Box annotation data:
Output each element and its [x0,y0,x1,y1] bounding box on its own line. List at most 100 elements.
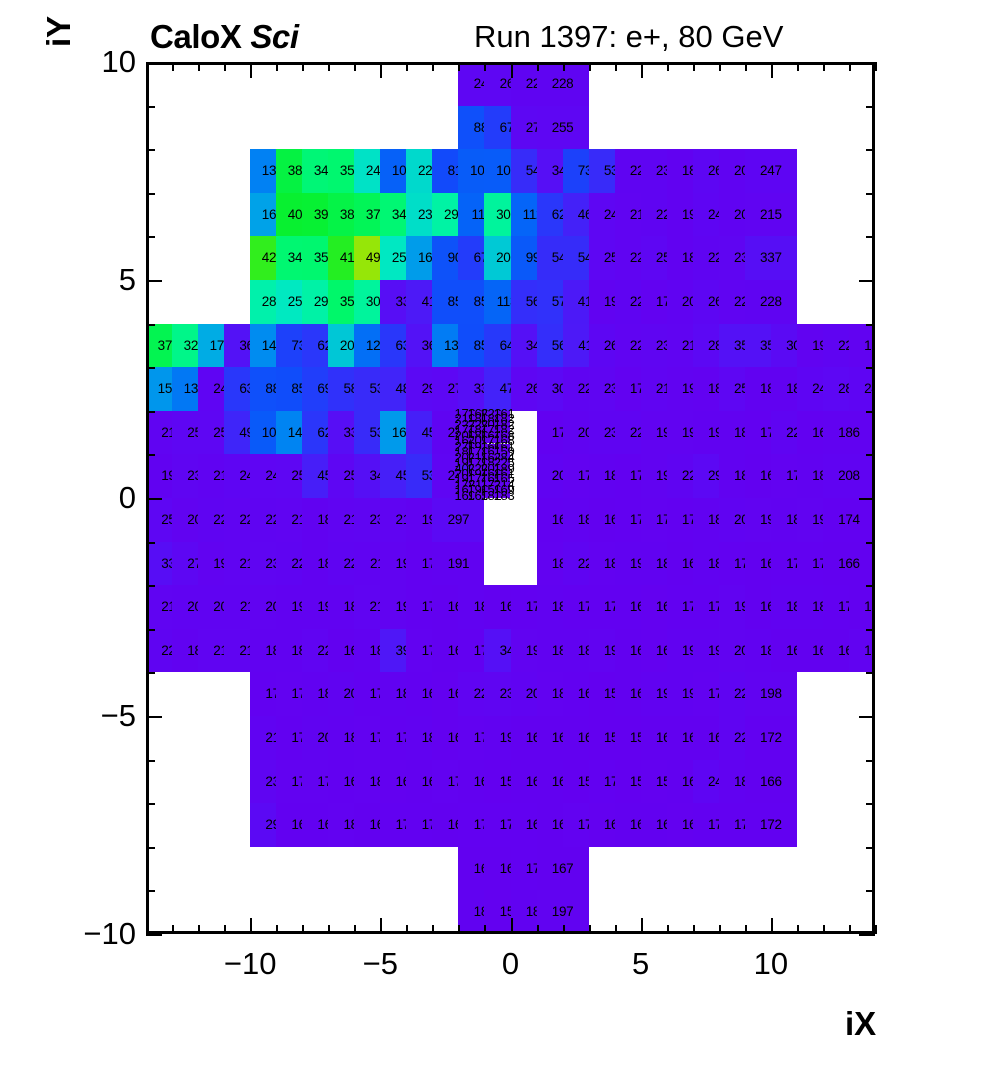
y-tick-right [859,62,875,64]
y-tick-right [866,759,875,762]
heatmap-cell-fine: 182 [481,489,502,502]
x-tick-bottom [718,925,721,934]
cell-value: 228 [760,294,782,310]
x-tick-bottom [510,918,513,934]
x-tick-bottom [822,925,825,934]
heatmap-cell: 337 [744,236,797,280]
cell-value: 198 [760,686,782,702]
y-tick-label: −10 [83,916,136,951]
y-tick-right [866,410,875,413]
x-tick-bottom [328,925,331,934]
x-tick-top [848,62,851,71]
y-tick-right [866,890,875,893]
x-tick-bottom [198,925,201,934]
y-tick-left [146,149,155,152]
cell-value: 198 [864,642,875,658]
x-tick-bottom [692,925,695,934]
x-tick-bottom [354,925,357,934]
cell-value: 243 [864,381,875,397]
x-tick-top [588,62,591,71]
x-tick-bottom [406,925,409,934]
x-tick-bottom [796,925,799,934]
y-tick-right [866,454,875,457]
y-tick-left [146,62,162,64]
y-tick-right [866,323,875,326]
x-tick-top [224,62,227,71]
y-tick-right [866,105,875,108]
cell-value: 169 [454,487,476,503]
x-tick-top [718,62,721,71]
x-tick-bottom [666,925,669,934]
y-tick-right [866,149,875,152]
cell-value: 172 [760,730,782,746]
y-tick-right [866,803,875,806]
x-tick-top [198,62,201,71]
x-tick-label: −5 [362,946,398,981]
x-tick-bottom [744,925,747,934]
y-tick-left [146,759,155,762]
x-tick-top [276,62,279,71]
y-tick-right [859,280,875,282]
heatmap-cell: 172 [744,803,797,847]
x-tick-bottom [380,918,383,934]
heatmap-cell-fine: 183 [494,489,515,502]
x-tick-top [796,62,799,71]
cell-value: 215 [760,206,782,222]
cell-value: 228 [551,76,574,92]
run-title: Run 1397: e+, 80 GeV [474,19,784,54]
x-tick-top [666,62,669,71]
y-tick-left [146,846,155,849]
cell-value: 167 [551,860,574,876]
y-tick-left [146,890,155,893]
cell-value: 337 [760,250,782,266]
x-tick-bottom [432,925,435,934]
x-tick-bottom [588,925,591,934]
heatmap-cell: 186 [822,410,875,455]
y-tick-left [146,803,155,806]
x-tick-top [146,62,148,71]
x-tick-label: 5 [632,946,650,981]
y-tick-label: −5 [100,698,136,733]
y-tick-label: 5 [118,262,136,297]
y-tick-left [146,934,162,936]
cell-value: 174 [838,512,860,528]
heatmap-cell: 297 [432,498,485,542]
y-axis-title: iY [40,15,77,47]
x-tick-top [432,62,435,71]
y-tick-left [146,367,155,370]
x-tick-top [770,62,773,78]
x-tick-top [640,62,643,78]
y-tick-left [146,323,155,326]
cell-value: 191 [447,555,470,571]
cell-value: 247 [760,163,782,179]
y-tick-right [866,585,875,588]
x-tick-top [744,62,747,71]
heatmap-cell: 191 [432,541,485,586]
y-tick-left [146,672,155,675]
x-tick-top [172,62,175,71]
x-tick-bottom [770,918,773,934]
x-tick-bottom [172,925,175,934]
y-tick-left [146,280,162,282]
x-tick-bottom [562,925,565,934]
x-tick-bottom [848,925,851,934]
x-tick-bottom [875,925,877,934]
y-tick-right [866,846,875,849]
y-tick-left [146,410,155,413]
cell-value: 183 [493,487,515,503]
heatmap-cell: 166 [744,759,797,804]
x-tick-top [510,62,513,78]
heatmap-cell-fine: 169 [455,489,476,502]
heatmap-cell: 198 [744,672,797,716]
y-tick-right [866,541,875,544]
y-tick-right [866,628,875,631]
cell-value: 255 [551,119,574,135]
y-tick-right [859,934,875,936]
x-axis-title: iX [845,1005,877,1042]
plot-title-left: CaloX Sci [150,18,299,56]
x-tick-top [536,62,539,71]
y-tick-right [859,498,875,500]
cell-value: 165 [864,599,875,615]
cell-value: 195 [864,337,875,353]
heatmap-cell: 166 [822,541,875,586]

### What you should do
Reproduce every one of the rows above word for word, but leave the pictures out of your copy.

### Solved problem
Output each element and its [x0,y0,x1,y1] bounding box on its own line. List at most 100 elements.
y-tick-right [859,62,875,64]
y-tick-right [866,759,875,762]
heatmap-cell-fine: 182 [481,489,502,502]
x-tick-bottom [718,925,721,934]
cell-value: 228 [760,294,782,310]
x-tick-bottom [510,918,513,934]
x-tick-bottom [822,925,825,934]
heatmap-cell: 337 [744,236,797,280]
cell-value: 198 [760,686,782,702]
y-tick-label: −10 [83,916,136,951]
y-tick-right [866,410,875,413]
x-tick-bottom [328,925,331,934]
x-tick-top [848,62,851,71]
y-tick-right [866,890,875,893]
x-tick-bottom [198,925,201,934]
y-tick-left [146,149,155,152]
cell-value: 198 [864,642,875,658]
x-tick-bottom [692,925,695,934]
x-tick-bottom [354,925,357,934]
cell-value: 243 [864,381,875,397]
x-tick-top [588,62,591,71]
x-tick-bottom [406,925,409,934]
x-tick-bottom [796,925,799,934]
y-tick-right [866,454,875,457]
y-tick-left [146,62,162,64]
y-tick-right [866,323,875,326]
x-tick-top [224,62,227,71]
y-tick-right [866,105,875,108]
cell-value: 169 [454,487,476,503]
x-tick-top [718,62,721,71]
x-tick-bottom [666,925,669,934]
y-tick-right [866,149,875,152]
cell-value: 172 [760,730,782,746]
y-tick-right [866,803,875,806]
x-tick-top [198,62,201,71]
x-tick-label: −5 [362,946,398,981]
x-tick-bottom [744,925,747,934]
y-tick-left [146,759,155,762]
x-tick-top [276,62,279,71]
y-tick-right [859,280,875,282]
heatmap-cell: 172 [744,803,797,847]
x-tick-bottom [380,918,383,934]
heatmap-cell-fine: 183 [494,489,515,502]
x-tick-top [796,62,799,71]
cell-value: 215 [760,206,782,222]
cell-value: 228 [551,76,574,92]
run-title: Run 1397: e+, 80 GeV [474,19,784,54]
x-tick-top [666,62,669,71]
y-tick-left [146,846,155,849]
cell-value: 167 [551,860,574,876]
y-tick-left [146,890,155,893]
cell-value: 337 [760,250,782,266]
x-tick-bottom [432,925,435,934]
x-tick-bottom [588,925,591,934]
heatmap-cell: 186 [822,410,875,455]
y-tick-left [146,803,155,806]
x-tick-top [146,62,148,71]
x-tick-label: 5 [632,946,650,981]
y-tick-label: −5 [100,698,136,733]
y-tick-label: 5 [118,262,136,297]
y-tick-left [146,934,162,936]
cell-value: 174 [838,512,860,528]
heatmap-cell: 297 [432,498,485,542]
y-axis-title: iY [40,15,77,47]
x-tick-top [432,62,435,71]
y-tick-left [146,367,155,370]
x-tick-top [770,62,773,78]
x-tick-top [640,62,643,78]
y-tick-left [146,323,155,326]
cell-value: 191 [447,555,470,571]
cell-value: 247 [760,163,782,179]
y-tick-right [866,585,875,588]
x-tick-top [744,62,747,71]
heatmap-cell: 191 [432,541,485,586]
y-tick-left [146,672,155,675]
x-tick-top [172,62,175,71]
x-tick-bottom [770,918,773,934]
x-tick-bottom [172,925,175,934]
y-tick-left [146,280,162,282]
x-tick-bottom [562,925,565,934]
x-tick-bottom [848,925,851,934]
x-tick-bottom [875,925,877,934]
y-tick-right [866,846,875,849]
y-tick-left [146,410,155,413]
cell-value: 183 [493,487,515,503]
heatmap-cell: 166 [744,759,797,804]
x-tick-top [510,62,513,78]
heatmap-cell-fine: 169 [455,489,476,502]
heatmap-cell: 198 [744,672,797,716]
y-tick-right [866,541,875,544]
y-tick-right [866,628,875,631]
cell-value: 255 [551,119,574,135]
y-tick-right [859,934,875,936]
x-axis-title: iX [845,1005,877,1042]
plot-title-left: CaloX Sci [150,18,299,56]
x-tick-top [536,62,539,71]
y-tick-right [859,498,875,500]
cell-value: 165 [864,599,875,615]
cell-value: 195 [864,337,875,353]
heatmap-cell: 166 [822,541,875,586]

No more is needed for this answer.